# Entries start

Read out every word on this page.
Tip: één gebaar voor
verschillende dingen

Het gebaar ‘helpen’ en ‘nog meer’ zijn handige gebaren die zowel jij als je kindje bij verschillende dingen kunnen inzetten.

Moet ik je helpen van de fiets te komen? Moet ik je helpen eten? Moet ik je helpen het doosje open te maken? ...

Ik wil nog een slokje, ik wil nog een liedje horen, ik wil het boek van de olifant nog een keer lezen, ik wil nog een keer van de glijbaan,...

# Entries end

Please return the data above exactly as given.

Read out every word on this page.
Tip: één gebaar voor
verschillende dingen

Het gebaar ‘helpen’ en ‘nog meer’ zijn handige gebaren die zowel jij als je kindje bij verschillende dingen kunnen inzetten.

Moet ik je helpen van de fiets te komen? Moet ik je helpen eten? Moet ik je helpen het doosje open te maken? ...

Ik wil nog een slokje, ik wil nog een liedje horen, ik wil het boek van de olifant nog een keer lezen, ik wil nog een keer van de glijbaan,...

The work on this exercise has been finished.